What to produce >> In the data below, find every line with the string "document" and pull it out.

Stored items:
-------
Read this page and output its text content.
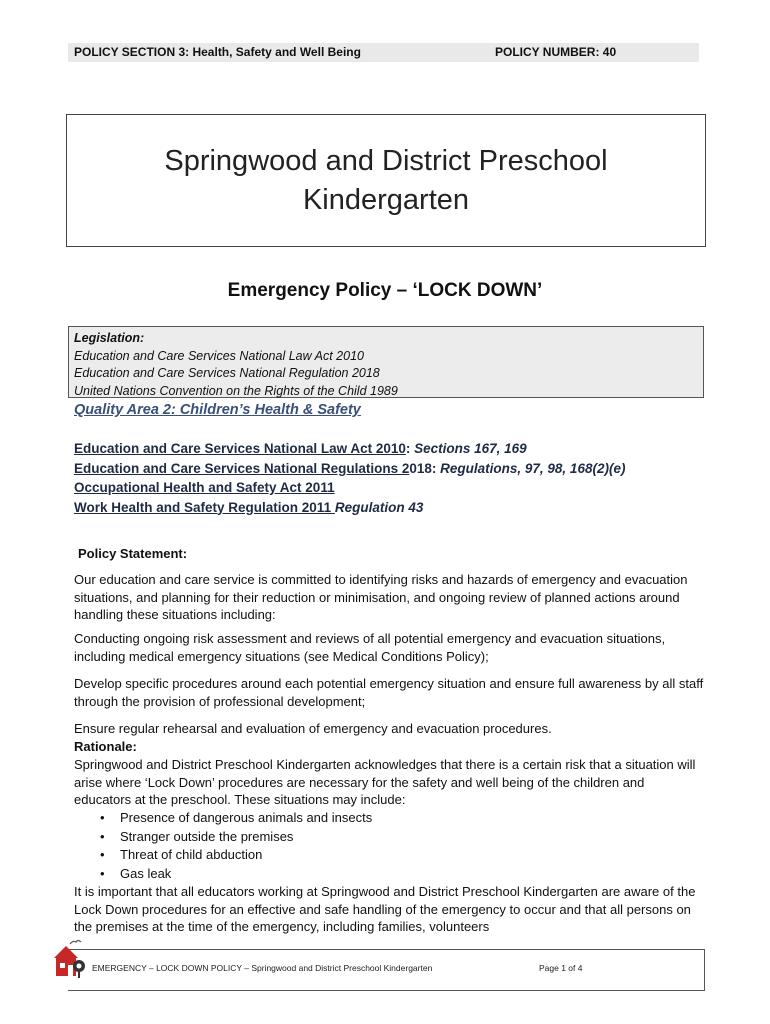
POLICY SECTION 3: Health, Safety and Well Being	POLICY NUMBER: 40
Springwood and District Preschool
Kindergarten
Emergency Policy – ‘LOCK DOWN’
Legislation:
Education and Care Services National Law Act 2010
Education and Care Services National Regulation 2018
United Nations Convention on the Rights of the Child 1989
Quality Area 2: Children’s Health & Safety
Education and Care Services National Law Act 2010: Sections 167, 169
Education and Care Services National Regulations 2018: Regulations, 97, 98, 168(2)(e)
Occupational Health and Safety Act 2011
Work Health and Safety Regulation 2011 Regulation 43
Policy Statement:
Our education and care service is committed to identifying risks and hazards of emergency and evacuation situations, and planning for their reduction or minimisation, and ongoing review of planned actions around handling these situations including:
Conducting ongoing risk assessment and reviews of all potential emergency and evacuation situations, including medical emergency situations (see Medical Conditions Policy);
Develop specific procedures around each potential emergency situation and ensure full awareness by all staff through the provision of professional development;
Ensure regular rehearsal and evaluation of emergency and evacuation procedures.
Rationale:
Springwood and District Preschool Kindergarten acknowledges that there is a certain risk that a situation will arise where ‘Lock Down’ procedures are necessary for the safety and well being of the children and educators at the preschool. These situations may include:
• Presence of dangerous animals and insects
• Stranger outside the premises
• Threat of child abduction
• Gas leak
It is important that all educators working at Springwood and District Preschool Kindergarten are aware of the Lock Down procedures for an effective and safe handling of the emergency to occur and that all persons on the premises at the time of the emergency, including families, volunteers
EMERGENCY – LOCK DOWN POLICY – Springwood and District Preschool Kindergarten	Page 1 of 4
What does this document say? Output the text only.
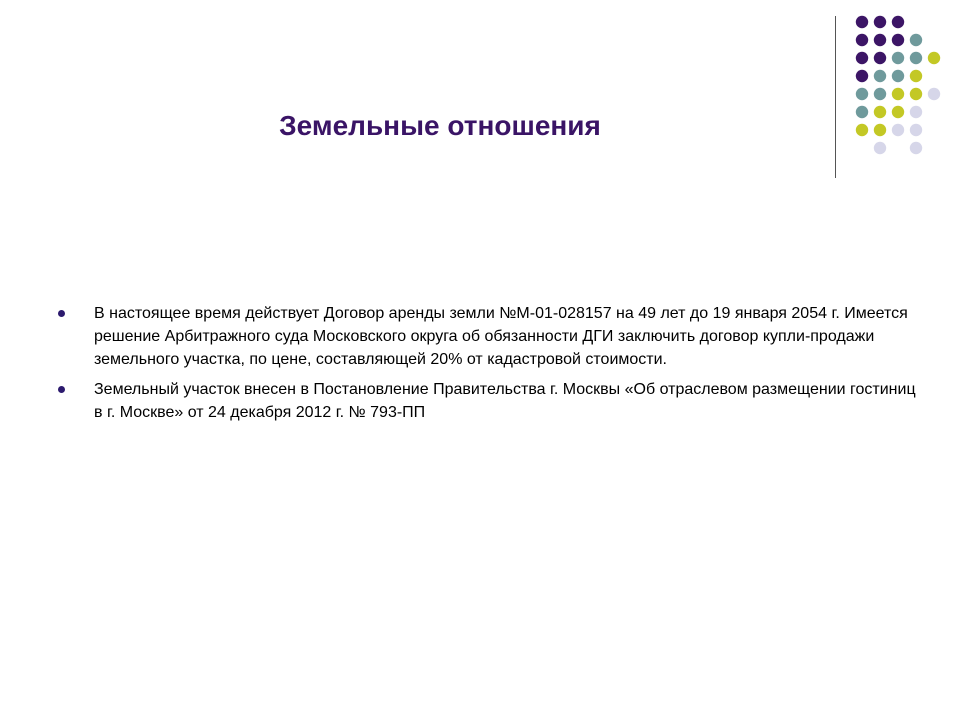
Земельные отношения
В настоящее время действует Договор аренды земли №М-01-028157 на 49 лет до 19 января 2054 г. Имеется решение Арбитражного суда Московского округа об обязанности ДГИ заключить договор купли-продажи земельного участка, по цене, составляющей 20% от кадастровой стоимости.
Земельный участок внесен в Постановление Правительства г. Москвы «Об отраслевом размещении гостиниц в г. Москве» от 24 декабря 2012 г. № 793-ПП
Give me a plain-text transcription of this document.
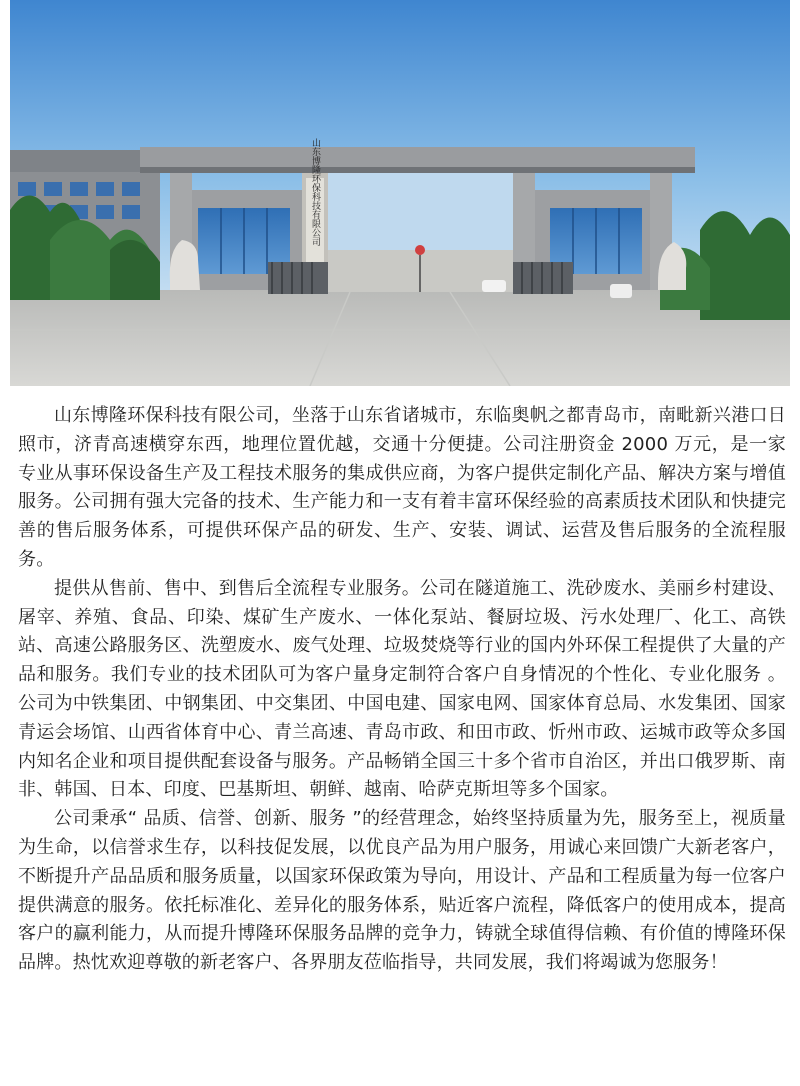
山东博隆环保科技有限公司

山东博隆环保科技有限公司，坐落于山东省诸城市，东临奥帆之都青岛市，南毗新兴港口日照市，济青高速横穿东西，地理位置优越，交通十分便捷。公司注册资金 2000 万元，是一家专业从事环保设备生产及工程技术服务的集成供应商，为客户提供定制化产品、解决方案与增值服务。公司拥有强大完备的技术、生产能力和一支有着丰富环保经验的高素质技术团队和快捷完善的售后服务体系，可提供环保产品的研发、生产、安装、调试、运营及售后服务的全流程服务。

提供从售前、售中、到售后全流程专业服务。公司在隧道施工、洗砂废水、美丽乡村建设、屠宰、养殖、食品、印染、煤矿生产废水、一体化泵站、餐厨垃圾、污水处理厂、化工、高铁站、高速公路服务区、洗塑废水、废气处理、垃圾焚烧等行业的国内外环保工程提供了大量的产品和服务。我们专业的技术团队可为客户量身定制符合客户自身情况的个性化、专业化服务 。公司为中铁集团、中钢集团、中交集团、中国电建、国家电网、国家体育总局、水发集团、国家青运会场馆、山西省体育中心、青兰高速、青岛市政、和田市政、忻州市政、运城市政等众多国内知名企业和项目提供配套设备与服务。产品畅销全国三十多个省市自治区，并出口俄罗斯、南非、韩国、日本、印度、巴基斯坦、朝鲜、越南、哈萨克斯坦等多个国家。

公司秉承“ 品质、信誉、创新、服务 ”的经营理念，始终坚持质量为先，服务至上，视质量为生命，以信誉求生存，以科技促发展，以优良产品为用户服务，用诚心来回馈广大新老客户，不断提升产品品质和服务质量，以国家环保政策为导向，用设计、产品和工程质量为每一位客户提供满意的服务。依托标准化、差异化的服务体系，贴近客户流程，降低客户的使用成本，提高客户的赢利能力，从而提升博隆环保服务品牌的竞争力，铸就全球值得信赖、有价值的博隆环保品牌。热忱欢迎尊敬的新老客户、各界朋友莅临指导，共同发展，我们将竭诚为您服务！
-------
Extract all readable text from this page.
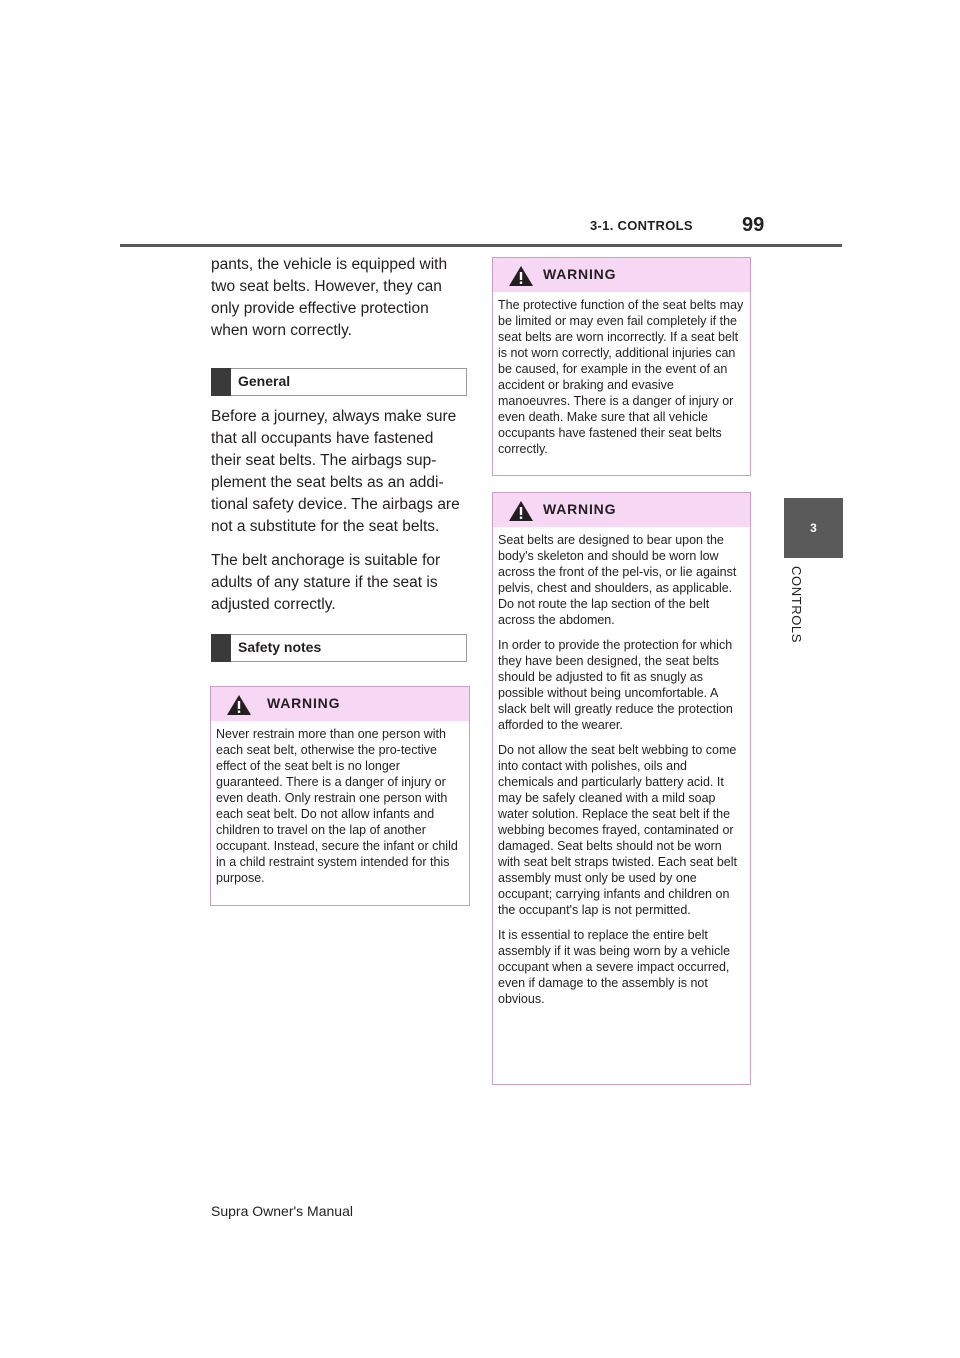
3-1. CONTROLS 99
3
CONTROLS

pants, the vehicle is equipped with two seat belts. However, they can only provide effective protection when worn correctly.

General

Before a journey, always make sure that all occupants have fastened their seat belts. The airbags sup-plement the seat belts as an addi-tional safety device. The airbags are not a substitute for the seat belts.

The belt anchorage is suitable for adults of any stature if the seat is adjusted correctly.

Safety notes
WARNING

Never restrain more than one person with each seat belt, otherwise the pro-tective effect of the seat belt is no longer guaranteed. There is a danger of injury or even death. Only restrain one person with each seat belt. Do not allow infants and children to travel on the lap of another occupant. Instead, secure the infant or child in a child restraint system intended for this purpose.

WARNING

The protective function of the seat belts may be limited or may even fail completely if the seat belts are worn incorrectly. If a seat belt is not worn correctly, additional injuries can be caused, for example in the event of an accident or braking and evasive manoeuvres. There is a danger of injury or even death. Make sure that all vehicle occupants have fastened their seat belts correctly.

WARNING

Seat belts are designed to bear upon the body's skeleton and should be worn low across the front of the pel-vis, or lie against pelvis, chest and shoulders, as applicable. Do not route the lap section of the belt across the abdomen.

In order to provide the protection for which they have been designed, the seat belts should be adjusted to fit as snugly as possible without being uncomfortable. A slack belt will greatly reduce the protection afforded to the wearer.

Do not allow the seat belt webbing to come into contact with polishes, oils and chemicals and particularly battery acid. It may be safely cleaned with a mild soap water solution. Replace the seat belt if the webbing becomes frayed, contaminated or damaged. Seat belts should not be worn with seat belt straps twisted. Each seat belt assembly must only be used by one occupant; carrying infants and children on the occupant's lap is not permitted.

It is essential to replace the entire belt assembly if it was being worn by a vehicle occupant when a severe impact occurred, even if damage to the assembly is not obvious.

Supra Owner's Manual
-------
Response for this exercise >>
What does this document say? Output the text only.
Give me a plain-text transcription of this document.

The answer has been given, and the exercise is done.